* START *

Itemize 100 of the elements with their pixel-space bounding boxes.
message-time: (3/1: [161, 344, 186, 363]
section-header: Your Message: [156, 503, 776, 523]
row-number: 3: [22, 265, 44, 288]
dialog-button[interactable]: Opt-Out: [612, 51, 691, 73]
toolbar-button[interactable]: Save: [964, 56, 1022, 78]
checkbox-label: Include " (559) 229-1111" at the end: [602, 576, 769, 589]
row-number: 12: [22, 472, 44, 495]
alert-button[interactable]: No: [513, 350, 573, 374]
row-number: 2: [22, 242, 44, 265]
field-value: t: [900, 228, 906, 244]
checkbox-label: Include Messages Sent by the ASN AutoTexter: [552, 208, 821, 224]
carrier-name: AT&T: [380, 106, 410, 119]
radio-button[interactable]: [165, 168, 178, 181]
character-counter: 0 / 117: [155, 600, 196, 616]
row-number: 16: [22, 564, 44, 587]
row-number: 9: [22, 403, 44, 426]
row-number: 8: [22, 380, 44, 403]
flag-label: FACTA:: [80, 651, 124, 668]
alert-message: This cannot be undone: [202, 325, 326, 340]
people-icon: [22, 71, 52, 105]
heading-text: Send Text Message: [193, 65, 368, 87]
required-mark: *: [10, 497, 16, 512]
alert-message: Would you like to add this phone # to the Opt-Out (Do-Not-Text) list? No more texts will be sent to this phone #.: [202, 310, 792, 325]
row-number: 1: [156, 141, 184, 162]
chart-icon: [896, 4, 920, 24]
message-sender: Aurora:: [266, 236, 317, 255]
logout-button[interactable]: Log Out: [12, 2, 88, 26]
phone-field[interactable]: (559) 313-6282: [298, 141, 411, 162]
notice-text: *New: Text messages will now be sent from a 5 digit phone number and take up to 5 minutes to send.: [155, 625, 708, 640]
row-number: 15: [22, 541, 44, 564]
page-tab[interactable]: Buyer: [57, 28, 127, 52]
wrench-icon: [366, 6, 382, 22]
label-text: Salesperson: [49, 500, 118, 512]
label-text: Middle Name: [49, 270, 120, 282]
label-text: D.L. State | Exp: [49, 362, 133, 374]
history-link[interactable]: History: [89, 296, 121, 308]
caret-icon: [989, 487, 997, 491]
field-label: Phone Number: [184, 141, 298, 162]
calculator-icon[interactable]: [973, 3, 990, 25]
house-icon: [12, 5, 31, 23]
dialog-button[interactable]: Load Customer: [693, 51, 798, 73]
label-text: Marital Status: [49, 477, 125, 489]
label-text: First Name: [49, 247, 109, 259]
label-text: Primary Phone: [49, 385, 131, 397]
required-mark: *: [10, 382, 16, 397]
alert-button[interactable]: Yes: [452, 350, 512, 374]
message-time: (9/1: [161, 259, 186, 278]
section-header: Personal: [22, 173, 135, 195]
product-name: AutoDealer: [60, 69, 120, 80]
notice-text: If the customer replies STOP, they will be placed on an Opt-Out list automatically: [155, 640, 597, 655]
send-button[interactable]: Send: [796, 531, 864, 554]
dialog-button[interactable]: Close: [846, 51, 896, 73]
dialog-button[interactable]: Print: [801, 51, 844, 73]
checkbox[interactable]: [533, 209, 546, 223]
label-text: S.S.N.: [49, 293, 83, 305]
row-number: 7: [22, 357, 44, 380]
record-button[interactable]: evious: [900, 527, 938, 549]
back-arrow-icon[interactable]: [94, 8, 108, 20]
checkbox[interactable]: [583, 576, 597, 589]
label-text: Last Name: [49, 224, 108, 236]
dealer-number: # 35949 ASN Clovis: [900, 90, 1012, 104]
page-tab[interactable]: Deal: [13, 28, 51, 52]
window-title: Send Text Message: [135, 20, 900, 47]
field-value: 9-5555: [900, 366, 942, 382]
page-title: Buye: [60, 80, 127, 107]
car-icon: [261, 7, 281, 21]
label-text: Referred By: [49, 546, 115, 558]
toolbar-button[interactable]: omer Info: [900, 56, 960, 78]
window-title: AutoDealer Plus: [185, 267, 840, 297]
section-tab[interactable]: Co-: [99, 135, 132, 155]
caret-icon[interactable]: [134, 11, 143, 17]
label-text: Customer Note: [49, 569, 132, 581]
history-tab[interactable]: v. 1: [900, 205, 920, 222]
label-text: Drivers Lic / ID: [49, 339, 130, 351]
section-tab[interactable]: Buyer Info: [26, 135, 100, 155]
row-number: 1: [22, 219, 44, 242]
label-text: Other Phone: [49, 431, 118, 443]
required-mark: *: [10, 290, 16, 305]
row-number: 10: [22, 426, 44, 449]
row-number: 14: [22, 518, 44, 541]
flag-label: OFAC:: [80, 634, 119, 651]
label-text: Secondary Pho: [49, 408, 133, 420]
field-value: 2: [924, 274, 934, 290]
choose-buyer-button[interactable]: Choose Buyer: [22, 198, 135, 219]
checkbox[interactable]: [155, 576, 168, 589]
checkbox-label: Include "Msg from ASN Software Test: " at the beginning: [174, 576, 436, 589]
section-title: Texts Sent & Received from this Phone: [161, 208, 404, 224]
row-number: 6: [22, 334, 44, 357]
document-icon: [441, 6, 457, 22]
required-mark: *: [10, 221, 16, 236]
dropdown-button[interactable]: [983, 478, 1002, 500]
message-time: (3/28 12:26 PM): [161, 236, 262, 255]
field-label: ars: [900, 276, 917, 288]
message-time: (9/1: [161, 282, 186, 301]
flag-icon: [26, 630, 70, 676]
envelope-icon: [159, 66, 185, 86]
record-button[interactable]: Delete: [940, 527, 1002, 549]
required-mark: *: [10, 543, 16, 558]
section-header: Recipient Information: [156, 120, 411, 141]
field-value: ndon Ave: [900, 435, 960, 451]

* END *

• **WORK TO COMPLETE**
Put the data from its first line through the line containing "heading-text: Send Text", both included, into a numbered list, leaving out any blank lines.

• **TASK RESPONSE**
1. Itemize 100 of the elements with their pixel-space bounding boxes.
2. message-time: (3/1: [161, 344, 186, 363]
3. section-header: Your Message: [156, 503, 776, 523]
4. row-number: 3: [22, 265, 44, 288]
5. dialog-button[interactable]: Opt-Out: [612, 51, 691, 73]
6. toolbar-button[interactable]: Save: [964, 56, 1022, 78]
7. checkbox-label: Include " (559) 229-1111" at the end: [602, 576, 769, 589]
8. row-number: 12: [22, 472, 44, 495]
9. alert-button[interactable]: No: [513, 350, 573, 374]
10. row-number: 2: [22, 242, 44, 265]
11. field-value: t: [900, 228, 906, 244]
12. checkbox-label: Include Messages Sent by the ASN AutoTexter: [552, 208, 821, 224]
13. carrier-name: AT&T: [380, 106, 410, 119]
14. radio-button[interactable]: [165, 168, 178, 181]
15. character-counter: 0 / 117: [155, 600, 196, 616]
16. row-number: 16: [22, 564, 44, 587]
17. row-number: 9: [22, 403, 44, 426]
18. row-number: 8: [22, 380, 44, 403]
19. flag-label: FACTA:: [80, 651, 124, 668]
20. alert-message: This cannot be undone: [202, 325, 326, 340]
21. people-icon: [22, 71, 52, 105]
22. heading-text: Send Text Message: [193, 65, 368, 87]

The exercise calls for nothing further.